AUFGABE: Zeige jede Zeile der folgenden Auflistung unverändert an, in der die Zeichenfolge „value“ vorkommt. Groß- und Kleinschreibung sind dabei zu beachten.

..........

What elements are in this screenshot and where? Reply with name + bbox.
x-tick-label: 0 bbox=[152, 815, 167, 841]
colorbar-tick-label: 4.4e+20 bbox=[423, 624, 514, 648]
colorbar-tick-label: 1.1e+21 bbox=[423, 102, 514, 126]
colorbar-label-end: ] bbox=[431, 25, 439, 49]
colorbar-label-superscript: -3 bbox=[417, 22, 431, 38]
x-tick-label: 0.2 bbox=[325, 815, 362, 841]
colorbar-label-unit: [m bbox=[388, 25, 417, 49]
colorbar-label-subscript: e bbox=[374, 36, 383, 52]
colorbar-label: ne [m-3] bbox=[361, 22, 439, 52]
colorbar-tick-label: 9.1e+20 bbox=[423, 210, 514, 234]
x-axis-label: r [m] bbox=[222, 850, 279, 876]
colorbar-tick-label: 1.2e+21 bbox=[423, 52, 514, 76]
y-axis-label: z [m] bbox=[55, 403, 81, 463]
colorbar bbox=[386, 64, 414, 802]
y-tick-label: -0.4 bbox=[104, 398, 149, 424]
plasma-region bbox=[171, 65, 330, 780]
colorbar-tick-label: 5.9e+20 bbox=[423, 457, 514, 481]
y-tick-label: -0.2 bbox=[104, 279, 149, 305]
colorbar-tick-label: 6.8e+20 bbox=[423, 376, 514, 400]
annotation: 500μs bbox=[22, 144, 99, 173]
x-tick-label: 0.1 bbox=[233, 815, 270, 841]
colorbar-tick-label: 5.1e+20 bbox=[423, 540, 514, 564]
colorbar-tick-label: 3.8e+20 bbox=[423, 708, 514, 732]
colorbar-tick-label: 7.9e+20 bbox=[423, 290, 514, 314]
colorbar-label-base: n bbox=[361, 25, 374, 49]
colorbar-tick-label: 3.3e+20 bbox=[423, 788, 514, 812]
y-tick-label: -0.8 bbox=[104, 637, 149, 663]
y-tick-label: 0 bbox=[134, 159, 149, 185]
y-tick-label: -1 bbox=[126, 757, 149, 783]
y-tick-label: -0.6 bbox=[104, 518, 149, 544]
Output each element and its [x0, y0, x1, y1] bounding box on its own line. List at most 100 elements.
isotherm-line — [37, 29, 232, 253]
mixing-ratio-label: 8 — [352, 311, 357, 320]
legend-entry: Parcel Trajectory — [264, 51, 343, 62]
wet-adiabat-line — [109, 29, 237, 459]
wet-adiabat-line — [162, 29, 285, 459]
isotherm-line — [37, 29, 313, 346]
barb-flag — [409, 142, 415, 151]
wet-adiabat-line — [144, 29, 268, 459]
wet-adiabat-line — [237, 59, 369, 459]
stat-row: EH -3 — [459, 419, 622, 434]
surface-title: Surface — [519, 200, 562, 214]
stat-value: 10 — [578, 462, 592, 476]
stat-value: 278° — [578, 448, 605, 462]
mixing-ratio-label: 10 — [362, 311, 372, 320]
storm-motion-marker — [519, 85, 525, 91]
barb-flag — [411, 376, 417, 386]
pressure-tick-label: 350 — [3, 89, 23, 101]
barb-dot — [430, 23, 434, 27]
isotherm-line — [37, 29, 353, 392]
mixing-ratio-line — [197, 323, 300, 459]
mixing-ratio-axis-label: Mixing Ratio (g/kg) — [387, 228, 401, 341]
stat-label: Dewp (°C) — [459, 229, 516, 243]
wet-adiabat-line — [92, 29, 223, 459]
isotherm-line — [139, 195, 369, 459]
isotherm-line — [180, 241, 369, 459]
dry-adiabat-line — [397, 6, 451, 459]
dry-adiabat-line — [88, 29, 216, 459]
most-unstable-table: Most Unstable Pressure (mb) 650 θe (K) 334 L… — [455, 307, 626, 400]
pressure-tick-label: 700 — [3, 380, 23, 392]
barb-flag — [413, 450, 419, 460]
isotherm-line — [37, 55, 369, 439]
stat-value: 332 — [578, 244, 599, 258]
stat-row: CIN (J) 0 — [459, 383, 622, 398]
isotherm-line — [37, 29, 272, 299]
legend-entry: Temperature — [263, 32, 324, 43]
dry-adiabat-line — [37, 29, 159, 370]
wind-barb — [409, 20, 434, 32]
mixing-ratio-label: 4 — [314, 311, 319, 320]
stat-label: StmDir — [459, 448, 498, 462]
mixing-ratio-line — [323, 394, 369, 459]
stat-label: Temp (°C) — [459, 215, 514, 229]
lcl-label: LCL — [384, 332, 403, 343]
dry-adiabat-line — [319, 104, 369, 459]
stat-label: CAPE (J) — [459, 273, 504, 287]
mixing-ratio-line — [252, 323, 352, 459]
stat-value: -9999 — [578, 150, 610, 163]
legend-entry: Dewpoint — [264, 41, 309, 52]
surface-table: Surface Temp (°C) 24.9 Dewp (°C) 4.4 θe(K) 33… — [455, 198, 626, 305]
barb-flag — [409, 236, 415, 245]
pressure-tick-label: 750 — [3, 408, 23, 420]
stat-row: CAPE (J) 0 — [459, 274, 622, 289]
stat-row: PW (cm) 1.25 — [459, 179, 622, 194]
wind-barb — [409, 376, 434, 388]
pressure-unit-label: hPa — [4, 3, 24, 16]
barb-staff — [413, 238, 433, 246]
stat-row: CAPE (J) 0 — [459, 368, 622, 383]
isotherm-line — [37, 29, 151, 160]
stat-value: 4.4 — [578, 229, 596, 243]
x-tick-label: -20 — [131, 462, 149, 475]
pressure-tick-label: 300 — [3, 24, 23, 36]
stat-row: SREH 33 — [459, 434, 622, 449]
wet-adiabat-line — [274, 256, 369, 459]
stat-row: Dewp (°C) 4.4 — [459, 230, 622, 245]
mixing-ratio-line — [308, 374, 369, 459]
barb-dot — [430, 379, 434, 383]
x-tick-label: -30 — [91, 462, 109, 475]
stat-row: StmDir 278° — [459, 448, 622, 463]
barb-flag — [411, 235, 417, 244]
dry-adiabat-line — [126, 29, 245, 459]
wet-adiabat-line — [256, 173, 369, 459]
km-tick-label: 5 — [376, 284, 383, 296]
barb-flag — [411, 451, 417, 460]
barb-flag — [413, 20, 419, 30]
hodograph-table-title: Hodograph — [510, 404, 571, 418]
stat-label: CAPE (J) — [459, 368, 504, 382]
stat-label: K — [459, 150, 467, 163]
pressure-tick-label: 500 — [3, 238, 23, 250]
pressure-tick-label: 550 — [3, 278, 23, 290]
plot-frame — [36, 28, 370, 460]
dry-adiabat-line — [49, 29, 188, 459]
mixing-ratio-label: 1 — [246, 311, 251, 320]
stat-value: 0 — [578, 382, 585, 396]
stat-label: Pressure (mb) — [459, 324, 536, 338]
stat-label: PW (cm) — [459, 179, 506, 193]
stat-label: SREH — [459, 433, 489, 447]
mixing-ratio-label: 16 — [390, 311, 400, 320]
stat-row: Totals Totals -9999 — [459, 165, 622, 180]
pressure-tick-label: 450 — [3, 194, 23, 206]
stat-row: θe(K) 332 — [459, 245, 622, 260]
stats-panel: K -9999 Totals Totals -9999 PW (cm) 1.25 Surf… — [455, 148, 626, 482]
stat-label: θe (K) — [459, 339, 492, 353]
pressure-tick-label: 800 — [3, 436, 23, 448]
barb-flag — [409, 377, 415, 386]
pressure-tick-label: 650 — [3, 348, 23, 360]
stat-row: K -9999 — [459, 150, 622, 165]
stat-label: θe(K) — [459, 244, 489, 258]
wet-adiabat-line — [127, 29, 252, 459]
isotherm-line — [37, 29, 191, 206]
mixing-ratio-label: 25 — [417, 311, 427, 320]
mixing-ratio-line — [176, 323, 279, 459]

..........

ENDERGEBNIS:
stat-value: 10 — [578, 462, 592, 476]
stat-value: 278° — [578, 448, 605, 462]
stat-value: 332 — [578, 244, 599, 258]
stat-value: -9999 — [578, 150, 610, 163]
stat-value: 4.4 — [578, 229, 596, 243]
stat-value: 0 — [578, 382, 585, 396]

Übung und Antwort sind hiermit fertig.